Problem
Find the word "disorders" in the listing; pull out each line holding it.

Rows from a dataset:
◆ ◆ ◆ ◆
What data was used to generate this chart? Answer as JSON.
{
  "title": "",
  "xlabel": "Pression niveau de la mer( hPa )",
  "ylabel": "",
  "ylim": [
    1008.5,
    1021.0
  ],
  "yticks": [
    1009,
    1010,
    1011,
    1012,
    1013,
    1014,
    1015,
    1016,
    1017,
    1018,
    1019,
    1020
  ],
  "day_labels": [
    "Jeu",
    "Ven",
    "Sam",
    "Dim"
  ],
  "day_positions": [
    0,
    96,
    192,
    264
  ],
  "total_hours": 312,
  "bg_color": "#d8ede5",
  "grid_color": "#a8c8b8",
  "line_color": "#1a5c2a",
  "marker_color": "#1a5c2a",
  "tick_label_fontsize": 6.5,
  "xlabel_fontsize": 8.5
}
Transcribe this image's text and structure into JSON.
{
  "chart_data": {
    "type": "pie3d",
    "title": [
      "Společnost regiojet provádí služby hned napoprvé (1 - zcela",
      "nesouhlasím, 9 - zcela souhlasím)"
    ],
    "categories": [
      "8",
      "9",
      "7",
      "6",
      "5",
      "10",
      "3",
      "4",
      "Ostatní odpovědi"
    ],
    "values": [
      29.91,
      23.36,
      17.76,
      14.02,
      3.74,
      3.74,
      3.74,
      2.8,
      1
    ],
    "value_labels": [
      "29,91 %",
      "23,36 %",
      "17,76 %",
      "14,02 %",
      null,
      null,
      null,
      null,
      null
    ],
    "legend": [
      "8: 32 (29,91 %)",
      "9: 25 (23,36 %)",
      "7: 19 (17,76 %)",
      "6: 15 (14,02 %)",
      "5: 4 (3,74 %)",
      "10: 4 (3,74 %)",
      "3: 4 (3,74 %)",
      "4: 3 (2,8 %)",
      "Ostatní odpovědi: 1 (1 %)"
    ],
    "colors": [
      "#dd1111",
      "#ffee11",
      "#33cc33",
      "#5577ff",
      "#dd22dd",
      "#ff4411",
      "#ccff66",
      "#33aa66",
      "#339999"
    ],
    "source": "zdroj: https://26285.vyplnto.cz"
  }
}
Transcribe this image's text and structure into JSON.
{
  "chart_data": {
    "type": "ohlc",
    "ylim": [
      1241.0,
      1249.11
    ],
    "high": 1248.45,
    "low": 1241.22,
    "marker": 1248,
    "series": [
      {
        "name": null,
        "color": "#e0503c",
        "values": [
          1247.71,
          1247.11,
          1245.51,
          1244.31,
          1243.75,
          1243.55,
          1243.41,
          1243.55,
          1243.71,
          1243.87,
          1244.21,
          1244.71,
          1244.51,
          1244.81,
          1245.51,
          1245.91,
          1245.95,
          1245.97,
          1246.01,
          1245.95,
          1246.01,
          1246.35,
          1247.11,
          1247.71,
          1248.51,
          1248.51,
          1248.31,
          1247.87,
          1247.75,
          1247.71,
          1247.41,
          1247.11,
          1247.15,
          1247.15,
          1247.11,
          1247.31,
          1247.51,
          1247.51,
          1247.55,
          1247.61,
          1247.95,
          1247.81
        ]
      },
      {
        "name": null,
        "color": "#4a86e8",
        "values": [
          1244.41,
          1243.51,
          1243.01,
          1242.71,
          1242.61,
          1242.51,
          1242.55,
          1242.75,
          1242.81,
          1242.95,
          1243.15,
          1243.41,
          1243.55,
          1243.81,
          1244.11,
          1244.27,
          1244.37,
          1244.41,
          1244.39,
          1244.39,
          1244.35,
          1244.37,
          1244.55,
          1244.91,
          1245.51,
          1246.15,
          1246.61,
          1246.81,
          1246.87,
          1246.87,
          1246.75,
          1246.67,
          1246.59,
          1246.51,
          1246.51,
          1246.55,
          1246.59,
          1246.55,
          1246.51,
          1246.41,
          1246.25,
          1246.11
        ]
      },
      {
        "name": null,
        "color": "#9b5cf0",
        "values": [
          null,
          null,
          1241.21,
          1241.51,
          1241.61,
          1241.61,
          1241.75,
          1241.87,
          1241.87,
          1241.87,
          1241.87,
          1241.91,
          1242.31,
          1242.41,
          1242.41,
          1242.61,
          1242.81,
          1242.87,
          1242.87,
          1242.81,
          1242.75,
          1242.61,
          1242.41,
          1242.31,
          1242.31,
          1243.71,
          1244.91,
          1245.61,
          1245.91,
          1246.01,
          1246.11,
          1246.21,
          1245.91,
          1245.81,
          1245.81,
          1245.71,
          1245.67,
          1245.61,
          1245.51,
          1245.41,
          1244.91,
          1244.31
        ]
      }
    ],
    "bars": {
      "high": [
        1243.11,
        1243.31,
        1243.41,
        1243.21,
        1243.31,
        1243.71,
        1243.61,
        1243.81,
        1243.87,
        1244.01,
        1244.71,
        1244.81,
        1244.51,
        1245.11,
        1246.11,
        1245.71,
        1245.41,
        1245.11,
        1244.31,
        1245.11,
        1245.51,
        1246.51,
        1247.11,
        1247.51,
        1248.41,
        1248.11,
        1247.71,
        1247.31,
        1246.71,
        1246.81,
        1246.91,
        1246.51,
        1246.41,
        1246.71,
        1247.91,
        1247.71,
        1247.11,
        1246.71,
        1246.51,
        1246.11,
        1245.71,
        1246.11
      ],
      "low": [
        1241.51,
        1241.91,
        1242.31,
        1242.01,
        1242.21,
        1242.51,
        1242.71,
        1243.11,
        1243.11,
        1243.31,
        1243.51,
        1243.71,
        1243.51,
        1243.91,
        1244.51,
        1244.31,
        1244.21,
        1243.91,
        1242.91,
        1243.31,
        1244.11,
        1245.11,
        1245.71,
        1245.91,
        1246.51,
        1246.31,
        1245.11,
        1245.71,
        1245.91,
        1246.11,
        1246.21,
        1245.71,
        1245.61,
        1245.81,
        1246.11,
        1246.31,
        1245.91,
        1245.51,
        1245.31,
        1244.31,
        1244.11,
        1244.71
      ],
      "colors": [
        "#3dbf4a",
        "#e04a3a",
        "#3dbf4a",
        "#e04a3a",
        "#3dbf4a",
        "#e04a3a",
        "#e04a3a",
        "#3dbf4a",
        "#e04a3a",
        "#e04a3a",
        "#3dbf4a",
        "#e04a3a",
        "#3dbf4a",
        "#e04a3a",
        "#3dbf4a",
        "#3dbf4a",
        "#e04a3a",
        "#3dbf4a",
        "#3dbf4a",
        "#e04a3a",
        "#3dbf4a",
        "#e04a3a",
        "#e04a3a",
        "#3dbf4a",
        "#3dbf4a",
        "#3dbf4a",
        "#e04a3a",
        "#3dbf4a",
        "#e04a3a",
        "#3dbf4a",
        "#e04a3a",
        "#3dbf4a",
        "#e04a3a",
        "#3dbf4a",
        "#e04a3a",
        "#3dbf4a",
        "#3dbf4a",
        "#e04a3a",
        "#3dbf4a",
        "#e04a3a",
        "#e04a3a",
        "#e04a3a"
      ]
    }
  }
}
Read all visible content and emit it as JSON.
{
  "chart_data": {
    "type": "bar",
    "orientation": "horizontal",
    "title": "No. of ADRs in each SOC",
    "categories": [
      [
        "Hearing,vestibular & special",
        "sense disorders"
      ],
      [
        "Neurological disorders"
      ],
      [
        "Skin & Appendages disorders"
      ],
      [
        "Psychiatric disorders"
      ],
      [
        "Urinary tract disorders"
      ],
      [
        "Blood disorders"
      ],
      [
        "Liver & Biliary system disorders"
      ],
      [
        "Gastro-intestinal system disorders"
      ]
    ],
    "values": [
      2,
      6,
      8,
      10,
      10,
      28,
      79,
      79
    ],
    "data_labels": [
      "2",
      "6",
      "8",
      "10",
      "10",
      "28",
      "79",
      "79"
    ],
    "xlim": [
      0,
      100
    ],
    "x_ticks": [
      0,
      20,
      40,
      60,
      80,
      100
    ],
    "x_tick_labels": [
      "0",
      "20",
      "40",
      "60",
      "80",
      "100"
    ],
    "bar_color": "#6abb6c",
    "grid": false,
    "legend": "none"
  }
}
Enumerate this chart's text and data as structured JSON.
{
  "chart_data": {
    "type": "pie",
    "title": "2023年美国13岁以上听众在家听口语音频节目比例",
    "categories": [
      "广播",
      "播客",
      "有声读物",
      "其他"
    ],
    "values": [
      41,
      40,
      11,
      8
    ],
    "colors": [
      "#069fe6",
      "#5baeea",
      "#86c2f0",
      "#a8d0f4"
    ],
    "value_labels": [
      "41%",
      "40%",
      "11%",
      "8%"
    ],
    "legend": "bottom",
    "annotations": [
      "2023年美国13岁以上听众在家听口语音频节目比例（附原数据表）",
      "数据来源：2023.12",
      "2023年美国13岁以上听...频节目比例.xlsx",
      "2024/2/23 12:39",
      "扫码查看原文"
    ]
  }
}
◆ ◆ ◆ ◆
Result of the task
        "sense disorders"
        "Neurological disorders"
        "Skin & Appendages disorders"
        "Psychiatric disorders"
        "Urinary tract disorders"
        "Blood disorders"
        "Liver & Biliary system disorders"
        "Gastro-intestinal system disorders"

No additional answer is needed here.